## STATED TASK:
Each record below should be repeated precisely as written.

## PROVIDED MATERIAL:
## start
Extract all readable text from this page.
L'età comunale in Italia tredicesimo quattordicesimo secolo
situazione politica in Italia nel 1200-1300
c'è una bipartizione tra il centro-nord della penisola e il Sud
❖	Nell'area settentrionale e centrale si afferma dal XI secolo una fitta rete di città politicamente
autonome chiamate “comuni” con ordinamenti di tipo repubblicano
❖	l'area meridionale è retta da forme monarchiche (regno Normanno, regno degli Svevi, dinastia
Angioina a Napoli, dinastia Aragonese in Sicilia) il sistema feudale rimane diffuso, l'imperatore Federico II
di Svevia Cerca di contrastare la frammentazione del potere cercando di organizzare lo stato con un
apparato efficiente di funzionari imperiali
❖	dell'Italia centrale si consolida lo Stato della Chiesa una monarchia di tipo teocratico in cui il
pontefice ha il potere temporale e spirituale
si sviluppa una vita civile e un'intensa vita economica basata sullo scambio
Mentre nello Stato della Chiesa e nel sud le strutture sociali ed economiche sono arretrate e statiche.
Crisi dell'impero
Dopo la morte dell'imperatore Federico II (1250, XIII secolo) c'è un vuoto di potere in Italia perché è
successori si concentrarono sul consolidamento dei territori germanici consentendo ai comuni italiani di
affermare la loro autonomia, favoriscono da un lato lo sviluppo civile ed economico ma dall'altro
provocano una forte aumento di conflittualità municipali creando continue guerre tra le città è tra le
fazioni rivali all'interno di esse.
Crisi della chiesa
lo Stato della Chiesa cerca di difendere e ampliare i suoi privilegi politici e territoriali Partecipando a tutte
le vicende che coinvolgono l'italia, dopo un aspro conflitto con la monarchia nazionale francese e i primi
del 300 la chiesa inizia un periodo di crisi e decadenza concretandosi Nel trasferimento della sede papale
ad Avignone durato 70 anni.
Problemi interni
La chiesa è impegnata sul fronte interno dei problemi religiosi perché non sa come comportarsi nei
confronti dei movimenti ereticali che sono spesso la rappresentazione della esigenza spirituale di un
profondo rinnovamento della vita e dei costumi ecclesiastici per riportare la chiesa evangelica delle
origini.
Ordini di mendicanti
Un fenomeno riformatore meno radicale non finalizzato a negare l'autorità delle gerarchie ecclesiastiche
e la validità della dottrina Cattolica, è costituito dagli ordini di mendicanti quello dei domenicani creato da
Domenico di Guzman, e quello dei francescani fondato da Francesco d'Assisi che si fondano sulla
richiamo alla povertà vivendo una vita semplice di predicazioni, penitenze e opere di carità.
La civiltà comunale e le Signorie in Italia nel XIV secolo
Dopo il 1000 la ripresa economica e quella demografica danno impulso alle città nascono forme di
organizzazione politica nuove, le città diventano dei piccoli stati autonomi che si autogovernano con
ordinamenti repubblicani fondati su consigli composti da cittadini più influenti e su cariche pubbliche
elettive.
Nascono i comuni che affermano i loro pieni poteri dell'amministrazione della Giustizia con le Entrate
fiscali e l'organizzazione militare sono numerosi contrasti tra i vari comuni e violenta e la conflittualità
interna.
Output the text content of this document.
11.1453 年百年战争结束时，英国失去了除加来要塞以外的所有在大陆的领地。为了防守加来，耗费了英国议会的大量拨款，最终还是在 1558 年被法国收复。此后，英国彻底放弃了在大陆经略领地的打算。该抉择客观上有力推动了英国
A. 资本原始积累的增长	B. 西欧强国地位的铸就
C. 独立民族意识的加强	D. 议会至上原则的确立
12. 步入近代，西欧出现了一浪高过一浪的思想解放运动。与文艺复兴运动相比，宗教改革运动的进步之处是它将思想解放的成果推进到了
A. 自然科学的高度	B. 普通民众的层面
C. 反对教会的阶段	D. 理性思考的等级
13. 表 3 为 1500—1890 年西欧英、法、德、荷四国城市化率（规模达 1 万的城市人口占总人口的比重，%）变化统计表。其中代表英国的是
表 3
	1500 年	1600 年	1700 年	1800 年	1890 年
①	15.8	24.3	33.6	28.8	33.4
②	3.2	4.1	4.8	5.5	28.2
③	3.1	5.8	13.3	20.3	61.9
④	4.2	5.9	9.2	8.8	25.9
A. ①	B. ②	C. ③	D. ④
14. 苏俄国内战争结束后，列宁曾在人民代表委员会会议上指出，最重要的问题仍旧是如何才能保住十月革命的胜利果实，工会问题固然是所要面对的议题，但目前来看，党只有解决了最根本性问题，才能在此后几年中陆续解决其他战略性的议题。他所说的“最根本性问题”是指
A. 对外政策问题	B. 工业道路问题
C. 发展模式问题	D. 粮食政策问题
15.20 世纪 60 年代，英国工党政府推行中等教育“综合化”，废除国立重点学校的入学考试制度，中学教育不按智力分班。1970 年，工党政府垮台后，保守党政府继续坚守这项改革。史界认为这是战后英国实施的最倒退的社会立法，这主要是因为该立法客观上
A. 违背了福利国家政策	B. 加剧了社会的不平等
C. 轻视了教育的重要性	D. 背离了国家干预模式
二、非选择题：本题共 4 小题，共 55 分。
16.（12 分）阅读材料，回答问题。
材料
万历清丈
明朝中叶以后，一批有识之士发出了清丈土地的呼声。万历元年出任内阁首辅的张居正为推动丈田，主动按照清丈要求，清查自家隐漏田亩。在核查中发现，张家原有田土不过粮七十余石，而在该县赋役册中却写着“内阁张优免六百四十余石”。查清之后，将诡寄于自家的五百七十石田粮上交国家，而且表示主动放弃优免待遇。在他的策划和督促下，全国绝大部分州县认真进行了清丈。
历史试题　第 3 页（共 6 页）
## end
## FULL OUTPUT:
Extract all readable text from this page.
L'età comunale in Italia tredicesimo quattordicesimo secolo
situazione politica in Italia nel 1200-1300
c'è una bipartizione tra il centro-nord della penisola e il Sud
❖	Nell'area settentrionale e centrale si afferma dal XI secolo una fitta rete di città politicamente
autonome chiamate “comuni” con ordinamenti di tipo repubblicano
❖	l'area meridionale è retta da forme monarchiche (regno Normanno, regno degli Svevi, dinastia
Angioina a Napoli, dinastia Aragonese in Sicilia) il sistema feudale rimane diffuso, l'imperatore Federico II
di Svevia Cerca di contrastare la frammentazione del potere cercando di organizzare lo stato con un
apparato efficiente di funzionari imperiali
❖	dell'Italia centrale si consolida lo Stato della Chiesa una monarchia di tipo teocratico in cui il
pontefice ha il potere temporale e spirituale
si sviluppa una vita civile e un'intensa vita economica basata sullo scambio
Mentre nello Stato della Chiesa e nel sud le strutture sociali ed economiche sono arretrate e statiche.
Crisi dell'impero
Dopo la morte dell'imperatore Federico II (1250, XIII secolo) c'è un vuoto di potere in Italia perché è
successori si concentrarono sul consolidamento dei territori germanici consentendo ai comuni italiani di
affermare la loro autonomia, favoriscono da un lato lo sviluppo civile ed economico ma dall'altro
provocano una forte aumento di conflittualità municipali creando continue guerre tra le città è tra le
fazioni rivali all'interno di esse.
Crisi della chiesa
lo Stato della Chiesa cerca di difendere e ampliare i suoi privilegi politici e territoriali Partecipando a tutte
le vicende che coinvolgono l'italia, dopo un aspro conflitto con la monarchia nazionale francese e i primi
del 300 la chiesa inizia un periodo di crisi e decadenza concretandosi Nel trasferimento della sede papale
ad Avignone durato 70 anni.
Problemi interni
La chiesa è impegnata sul fronte interno dei problemi religiosi perché non sa come comportarsi nei
confronti dei movimenti ereticali che sono spesso la rappresentazione della esigenza spirituale di un
profondo rinnovamento della vita e dei costumi ecclesiastici per riportare la chiesa evangelica delle
origini.
Ordini di mendicanti
Un fenomeno riformatore meno radicale non finalizzato a negare l'autorità delle gerarchie ecclesiastiche
e la validità della dottrina Cattolica, è costituito dagli ordini di mendicanti quello dei domenicani creato da
Domenico di Guzman, e quello dei francescani fondato da Francesco d'Assisi che si fondano sulla
richiamo alla povertà vivendo una vita semplice di predicazioni, penitenze e opere di carità.
La civiltà comunale e le Signorie in Italia nel XIV secolo
Dopo il 1000 la ripresa economica e quella demografica danno impulso alle città nascono forme di
organizzazione politica nuove, le città diventano dei piccoli stati autonomi che si autogovernano con
ordinamenti repubblicani fondati su consigli composti da cittadini più influenti e su cariche pubbliche
elettive.
Nascono i comuni che affermano i loro pieni poteri dell'amministrazione della Giustizia con le Entrate
fiscali e l'organizzazione militare sono numerosi contrasti tra i vari comuni e violenta e la conflittualità
interna.
Output the text content of this document.
11.1453 年百年战争结束时，英国失去了除加来要塞以外的所有在大陆的领地。为了防守加来，耗费了英国议会的大量拨款，最终还是在 1558 年被法国收复。此后，英国彻底放弃了在大陆经略领地的打算。该抉择客观上有力推动了英国
A. 资本原始积累的增长	B. 西欧强国地位的铸就
C. 独立民族意识的加强	D. 议会至上原则的确立
12. 步入近代，西欧出现了一浪高过一浪的思想解放运动。与文艺复兴运动相比，宗教改革运动的进步之处是它将思想解放的成果推进到了
A. 自然科学的高度	B. 普通民众的层面
C. 反对教会的阶段	D. 理性思考的等级
13. 表 3 为 1500—1890 年西欧英、法、德、荷四国城市化率（规模达 1 万的城市人口占总人口的比重，%）变化统计表。其中代表英国的是
表 3
	1500 年	1600 年	1700 年	1800 年	1890 年
①	15.8	24.3	33.6	28.8	33.4
②	3.2	4.1	4.8	5.5	28.2
③	3.1	5.8	13.3	20.3	61.9
④	4.2	5.9	9.2	8.8	25.9
A. ①	B. ②	C. ③	D. ④
14. 苏俄国内战争结束后，列宁曾在人民代表委员会会议上指出，最重要的问题仍旧是如何才能保住十月革命的胜利果实，工会问题固然是所要面对的议题，但目前来看，党只有解决了最根本性问题，才能在此后几年中陆续解决其他战略性的议题。他所说的“最根本性问题”是指
A. 对外政策问题	B. 工业道路问题
C. 发展模式问题	D. 粮食政策问题
15.20 世纪 60 年代，英国工党政府推行中等教育“综合化”，废除国立重点学校的入学考试制度，中学教育不按智力分班。1970 年，工党政府垮台后，保守党政府继续坚守这项改革。史界认为这是战后英国实施的最倒退的社会立法，这主要是因为该立法客观上
A. 违背了福利国家政策	B. 加剧了社会的不平等
C. 轻视了教育的重要性	D. 背离了国家干预模式
二、非选择题：本题共 4 小题，共 55 分。
16.（12 分）阅读材料，回答问题。
材料
万历清丈
明朝中叶以后，一批有识之士发出了清丈土地的呼声。万历元年出任内阁首辅的张居正为推动丈田，主动按照清丈要求，清查自家隐漏田亩。在核查中发现，张家原有田土不过粮七十余石，而在该县赋役册中却写着“内阁张优免六百四十余石”。查清之后，将诡寄于自家的五百七十石田粮上交国家，而且表示主动放弃优免待遇。在他的策划和督促下，全国绝大部分州县认真进行了清丈。
历史试题　第 3 页（共 6 页）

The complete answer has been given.